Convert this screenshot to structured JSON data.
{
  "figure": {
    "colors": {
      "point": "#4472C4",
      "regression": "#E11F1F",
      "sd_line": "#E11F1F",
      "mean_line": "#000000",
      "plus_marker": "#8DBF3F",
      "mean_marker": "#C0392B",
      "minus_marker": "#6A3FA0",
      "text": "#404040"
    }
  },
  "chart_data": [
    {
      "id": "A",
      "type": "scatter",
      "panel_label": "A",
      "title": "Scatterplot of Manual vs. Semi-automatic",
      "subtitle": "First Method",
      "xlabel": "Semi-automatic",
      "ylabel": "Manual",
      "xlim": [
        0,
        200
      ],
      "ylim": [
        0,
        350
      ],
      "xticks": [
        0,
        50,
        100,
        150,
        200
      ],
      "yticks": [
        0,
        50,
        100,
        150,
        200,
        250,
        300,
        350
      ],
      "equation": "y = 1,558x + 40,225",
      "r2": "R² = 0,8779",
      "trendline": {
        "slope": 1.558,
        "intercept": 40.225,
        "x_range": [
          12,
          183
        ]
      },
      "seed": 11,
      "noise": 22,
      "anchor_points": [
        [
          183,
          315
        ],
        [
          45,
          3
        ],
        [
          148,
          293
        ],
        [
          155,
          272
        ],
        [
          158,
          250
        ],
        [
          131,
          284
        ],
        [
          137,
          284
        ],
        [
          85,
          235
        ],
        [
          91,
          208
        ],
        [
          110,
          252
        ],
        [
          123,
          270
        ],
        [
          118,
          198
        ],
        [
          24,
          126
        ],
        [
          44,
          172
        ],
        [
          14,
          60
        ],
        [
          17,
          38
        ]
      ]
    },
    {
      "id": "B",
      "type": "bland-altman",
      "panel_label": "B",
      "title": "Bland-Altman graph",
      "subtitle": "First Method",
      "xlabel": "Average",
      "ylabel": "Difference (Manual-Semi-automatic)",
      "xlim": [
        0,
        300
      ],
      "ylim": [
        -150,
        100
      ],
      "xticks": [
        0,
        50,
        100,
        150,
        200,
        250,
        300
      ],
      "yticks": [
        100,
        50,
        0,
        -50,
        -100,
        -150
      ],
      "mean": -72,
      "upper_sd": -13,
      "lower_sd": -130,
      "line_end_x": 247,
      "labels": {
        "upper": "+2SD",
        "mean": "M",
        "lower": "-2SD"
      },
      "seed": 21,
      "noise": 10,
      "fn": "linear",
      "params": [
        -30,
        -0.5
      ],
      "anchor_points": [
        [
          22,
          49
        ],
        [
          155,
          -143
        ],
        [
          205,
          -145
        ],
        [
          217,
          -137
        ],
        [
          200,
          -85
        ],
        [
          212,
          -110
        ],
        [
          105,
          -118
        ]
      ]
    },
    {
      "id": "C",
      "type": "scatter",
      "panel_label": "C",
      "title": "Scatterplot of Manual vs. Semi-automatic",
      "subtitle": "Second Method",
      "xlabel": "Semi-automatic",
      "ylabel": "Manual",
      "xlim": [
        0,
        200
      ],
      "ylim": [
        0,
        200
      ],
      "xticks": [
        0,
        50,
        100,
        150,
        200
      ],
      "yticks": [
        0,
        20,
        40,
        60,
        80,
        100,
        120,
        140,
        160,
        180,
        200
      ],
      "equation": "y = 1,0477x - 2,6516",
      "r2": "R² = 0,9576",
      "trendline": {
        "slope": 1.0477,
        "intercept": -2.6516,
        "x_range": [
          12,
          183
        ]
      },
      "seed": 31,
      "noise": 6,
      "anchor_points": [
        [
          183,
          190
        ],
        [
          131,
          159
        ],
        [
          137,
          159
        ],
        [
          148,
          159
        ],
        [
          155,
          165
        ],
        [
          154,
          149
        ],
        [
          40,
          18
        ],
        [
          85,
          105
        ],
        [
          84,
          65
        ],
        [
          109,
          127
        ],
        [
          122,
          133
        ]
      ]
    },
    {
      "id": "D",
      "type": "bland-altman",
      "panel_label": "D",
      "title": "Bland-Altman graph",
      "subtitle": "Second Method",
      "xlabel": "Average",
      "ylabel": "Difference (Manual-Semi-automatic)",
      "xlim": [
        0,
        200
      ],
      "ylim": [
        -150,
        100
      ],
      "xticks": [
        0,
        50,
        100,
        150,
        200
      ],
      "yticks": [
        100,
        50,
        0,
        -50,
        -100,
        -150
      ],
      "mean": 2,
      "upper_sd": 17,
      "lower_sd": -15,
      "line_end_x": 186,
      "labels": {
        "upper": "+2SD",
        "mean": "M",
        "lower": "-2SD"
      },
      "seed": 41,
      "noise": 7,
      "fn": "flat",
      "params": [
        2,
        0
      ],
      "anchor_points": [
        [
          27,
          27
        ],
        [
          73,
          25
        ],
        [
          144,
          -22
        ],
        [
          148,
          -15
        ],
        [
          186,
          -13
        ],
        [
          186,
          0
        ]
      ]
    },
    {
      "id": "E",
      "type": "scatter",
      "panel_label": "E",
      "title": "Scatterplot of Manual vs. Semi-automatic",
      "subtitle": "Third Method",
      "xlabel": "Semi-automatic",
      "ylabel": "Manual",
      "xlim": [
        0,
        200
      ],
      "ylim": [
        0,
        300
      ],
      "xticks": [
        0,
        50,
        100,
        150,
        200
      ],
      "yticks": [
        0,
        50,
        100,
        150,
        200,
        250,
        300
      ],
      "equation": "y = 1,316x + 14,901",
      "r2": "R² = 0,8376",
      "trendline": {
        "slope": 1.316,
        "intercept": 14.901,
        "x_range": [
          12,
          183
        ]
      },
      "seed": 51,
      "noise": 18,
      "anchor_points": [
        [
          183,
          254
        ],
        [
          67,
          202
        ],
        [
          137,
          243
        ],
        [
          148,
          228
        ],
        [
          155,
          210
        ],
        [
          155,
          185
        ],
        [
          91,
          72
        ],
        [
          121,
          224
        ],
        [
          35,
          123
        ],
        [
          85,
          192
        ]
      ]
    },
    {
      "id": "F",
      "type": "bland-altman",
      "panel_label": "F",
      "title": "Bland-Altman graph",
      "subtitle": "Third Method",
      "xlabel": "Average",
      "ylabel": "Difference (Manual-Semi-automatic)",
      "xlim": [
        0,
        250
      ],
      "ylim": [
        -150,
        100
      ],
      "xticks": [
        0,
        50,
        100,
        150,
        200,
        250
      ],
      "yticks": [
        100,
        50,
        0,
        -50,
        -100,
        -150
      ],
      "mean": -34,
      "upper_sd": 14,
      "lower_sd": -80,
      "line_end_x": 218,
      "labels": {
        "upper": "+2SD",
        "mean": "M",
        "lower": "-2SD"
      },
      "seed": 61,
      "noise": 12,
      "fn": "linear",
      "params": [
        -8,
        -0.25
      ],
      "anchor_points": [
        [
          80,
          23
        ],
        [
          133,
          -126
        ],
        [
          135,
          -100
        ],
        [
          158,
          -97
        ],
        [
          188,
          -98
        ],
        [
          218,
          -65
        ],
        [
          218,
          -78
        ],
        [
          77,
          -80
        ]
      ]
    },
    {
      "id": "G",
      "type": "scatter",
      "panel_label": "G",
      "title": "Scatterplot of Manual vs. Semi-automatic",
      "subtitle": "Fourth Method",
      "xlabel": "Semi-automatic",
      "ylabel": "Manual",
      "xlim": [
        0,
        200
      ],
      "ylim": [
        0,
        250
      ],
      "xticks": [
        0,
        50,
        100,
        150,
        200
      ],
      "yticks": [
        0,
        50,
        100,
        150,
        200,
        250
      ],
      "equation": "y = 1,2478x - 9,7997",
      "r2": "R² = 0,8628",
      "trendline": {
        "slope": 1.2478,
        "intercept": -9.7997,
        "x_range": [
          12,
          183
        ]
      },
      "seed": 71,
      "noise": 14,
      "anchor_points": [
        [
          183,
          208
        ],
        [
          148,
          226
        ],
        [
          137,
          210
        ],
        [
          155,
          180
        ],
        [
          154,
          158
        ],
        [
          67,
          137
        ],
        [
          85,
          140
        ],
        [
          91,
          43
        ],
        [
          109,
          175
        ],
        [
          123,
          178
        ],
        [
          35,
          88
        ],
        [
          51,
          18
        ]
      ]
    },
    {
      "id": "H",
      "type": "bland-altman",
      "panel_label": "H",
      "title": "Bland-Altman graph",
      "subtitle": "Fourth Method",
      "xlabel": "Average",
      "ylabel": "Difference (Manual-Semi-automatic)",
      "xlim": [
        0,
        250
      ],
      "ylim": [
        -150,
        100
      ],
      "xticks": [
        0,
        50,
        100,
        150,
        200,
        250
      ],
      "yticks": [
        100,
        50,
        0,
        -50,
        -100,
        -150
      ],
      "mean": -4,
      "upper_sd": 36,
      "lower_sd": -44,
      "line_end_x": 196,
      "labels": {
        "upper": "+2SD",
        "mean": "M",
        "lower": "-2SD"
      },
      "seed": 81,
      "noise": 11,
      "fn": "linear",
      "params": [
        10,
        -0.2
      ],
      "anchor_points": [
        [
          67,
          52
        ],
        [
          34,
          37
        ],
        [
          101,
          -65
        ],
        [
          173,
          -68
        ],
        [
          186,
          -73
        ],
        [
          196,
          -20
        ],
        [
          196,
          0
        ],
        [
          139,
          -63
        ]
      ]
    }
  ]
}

◆ DIRECTIONS ◆
Pull out all lines from the listing that contain the string "intercept".

◆ RESPONSE ◆
        "intercept": 40.225,
        "intercept": -2.6516,
        "intercept": 14.901,
        "intercept": -9.7997,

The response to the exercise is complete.